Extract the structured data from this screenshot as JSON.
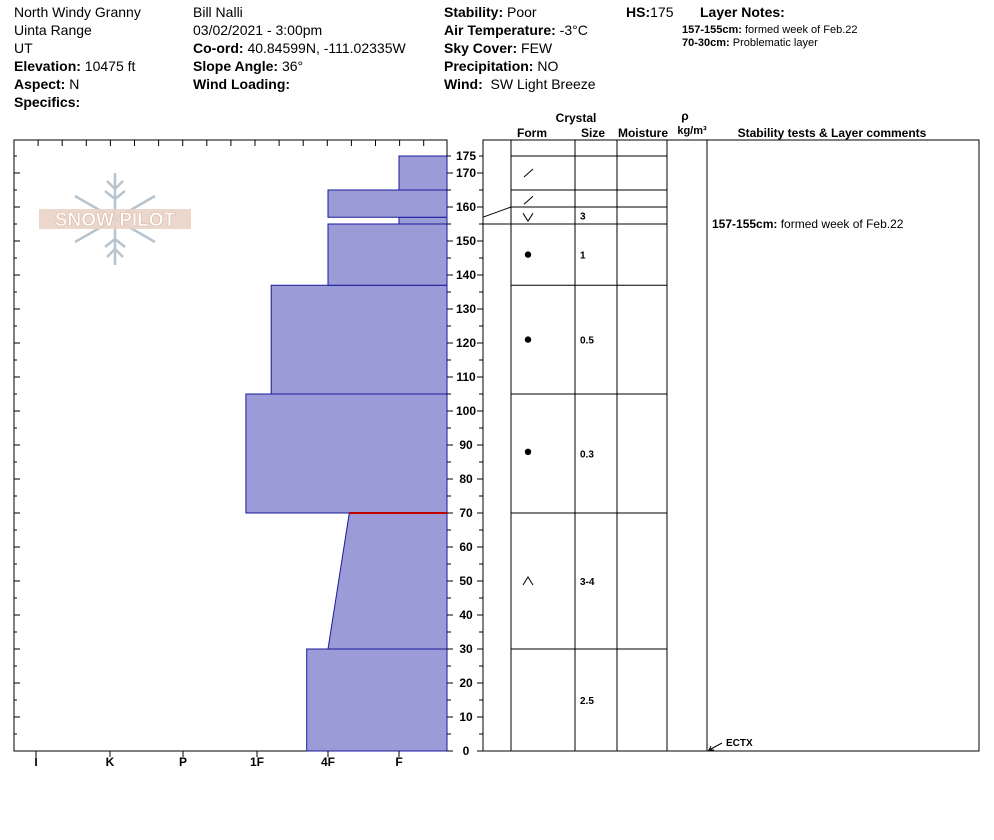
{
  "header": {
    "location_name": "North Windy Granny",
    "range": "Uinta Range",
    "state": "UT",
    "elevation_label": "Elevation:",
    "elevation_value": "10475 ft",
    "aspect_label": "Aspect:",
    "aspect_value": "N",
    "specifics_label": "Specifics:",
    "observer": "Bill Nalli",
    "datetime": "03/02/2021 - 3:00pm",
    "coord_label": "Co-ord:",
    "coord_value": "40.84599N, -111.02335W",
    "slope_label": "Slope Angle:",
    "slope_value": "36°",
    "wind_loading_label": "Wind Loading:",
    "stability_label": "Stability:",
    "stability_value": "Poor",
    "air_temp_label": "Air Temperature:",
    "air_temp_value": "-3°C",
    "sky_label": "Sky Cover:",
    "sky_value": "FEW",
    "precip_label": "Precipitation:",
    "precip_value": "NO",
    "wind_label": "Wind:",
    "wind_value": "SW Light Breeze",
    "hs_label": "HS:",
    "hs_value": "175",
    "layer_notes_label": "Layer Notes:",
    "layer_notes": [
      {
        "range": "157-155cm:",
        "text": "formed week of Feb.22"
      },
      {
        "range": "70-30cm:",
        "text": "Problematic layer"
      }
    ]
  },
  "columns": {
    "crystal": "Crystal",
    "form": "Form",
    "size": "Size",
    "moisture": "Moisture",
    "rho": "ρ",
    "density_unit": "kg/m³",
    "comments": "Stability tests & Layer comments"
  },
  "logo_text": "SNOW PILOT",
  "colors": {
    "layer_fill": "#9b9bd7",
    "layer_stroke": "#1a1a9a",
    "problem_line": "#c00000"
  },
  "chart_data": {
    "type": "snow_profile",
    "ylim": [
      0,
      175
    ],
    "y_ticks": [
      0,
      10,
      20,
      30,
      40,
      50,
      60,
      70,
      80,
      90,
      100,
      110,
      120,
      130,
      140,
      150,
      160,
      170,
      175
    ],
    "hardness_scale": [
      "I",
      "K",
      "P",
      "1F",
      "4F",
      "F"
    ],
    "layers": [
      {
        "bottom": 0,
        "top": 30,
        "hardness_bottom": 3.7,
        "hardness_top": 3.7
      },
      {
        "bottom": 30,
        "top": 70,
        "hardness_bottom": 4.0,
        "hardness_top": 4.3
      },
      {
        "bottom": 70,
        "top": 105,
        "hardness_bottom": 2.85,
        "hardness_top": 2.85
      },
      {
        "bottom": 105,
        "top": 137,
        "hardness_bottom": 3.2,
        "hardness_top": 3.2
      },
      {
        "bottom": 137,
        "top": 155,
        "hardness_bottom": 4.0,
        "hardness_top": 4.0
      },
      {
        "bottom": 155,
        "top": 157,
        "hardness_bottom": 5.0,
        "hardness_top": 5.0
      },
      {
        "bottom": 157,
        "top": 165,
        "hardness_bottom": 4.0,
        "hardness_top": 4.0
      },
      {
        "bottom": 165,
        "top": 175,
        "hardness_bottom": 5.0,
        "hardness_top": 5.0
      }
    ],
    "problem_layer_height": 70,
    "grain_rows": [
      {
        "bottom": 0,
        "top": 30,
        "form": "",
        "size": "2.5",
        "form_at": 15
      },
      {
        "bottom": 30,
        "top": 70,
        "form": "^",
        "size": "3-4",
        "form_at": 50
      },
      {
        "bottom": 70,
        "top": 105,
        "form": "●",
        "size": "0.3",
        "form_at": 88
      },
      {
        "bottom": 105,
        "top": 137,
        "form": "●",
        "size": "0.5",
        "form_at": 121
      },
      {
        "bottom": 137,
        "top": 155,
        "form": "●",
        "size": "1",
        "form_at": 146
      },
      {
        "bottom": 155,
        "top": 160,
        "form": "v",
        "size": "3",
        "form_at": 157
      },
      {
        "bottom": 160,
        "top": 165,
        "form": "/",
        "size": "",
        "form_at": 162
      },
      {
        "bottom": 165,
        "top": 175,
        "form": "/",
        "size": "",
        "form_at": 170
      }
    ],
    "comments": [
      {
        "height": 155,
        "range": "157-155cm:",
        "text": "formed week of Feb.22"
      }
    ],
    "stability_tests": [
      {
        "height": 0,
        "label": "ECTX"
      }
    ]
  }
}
==
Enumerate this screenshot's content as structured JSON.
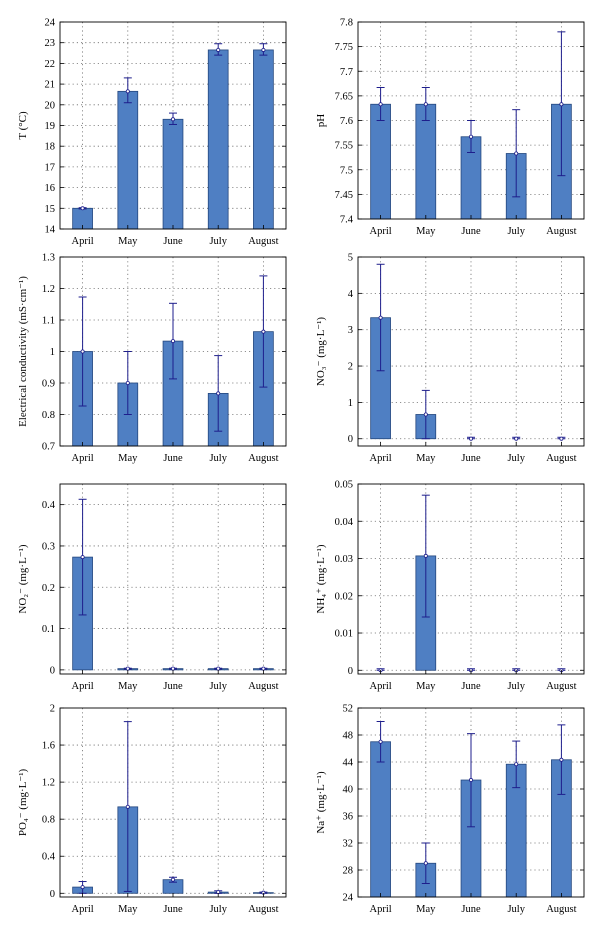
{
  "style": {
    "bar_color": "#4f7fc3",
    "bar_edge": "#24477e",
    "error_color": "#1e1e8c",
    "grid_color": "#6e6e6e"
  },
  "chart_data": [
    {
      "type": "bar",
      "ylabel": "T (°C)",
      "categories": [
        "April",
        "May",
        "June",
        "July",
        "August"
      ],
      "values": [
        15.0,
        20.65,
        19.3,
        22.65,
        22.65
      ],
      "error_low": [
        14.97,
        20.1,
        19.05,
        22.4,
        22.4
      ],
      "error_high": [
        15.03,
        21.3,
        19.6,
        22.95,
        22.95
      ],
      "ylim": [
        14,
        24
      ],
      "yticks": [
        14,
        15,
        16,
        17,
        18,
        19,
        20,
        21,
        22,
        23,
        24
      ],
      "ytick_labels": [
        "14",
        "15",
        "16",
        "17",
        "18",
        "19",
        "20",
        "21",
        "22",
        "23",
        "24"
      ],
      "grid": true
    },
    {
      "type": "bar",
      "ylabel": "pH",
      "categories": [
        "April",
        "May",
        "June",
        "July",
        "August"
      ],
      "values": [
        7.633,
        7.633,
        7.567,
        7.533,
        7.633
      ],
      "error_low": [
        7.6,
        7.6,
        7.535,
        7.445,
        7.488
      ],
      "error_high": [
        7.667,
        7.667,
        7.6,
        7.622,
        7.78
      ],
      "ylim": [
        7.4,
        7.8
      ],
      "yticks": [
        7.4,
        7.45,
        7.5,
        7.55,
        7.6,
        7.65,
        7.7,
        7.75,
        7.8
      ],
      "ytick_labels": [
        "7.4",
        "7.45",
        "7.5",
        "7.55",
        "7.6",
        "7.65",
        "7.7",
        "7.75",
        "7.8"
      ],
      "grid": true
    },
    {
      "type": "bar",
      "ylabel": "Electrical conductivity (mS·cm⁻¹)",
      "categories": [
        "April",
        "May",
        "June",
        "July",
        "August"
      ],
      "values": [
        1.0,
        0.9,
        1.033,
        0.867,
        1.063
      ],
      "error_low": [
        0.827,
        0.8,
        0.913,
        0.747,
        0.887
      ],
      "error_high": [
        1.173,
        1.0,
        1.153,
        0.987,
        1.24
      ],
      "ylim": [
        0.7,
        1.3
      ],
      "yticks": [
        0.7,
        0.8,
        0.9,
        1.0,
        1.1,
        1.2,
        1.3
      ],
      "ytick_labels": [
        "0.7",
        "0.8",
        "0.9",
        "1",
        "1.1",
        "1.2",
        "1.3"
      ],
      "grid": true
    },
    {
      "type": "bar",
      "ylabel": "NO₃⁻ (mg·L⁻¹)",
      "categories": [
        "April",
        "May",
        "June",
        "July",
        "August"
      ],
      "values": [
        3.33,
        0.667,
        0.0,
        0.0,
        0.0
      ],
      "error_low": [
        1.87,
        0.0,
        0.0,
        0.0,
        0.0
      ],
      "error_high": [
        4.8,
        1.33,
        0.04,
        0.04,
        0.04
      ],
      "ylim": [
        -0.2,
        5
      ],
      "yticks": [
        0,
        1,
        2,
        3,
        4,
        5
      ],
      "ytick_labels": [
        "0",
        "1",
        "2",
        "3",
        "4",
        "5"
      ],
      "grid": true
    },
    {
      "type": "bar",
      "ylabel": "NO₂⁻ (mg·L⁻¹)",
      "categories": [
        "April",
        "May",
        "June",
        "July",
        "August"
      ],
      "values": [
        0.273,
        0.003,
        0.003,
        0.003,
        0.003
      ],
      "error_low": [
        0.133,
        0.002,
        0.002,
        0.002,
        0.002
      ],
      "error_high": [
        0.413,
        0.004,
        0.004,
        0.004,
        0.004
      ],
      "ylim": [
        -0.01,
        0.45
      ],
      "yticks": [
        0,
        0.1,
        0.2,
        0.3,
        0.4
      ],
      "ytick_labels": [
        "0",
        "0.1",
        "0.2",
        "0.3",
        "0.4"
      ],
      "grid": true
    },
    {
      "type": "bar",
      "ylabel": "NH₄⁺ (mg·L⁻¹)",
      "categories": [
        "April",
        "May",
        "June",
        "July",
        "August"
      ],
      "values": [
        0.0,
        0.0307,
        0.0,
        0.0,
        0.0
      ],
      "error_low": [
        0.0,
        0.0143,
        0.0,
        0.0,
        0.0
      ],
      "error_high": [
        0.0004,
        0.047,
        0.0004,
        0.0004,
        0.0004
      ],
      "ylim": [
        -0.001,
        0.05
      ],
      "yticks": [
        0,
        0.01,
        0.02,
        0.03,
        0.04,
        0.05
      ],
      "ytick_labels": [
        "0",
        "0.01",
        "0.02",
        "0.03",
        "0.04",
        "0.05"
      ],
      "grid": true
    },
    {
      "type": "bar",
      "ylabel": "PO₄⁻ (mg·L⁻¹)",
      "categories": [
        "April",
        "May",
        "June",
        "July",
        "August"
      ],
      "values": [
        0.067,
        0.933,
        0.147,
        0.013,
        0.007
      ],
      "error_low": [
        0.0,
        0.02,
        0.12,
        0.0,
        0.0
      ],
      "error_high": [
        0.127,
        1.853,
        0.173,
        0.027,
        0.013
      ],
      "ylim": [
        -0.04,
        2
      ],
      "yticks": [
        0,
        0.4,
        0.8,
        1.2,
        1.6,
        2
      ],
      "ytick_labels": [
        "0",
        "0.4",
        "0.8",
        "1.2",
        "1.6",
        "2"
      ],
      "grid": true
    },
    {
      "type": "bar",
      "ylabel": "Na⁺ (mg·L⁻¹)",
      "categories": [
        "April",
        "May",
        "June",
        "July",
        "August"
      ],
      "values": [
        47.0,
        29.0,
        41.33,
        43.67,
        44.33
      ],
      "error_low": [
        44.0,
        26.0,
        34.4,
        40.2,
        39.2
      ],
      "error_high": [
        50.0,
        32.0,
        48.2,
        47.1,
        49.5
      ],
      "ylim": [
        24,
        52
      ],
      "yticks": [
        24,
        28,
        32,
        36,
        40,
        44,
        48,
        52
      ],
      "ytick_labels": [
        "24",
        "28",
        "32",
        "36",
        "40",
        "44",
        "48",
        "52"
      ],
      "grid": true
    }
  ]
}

=== What the task requires ===
Collect the lines that hold "this".

=== Exercise solution ===
Extract the structured data from this screenshot as JSON.
Enumerate this screenshot's content as structured JSON.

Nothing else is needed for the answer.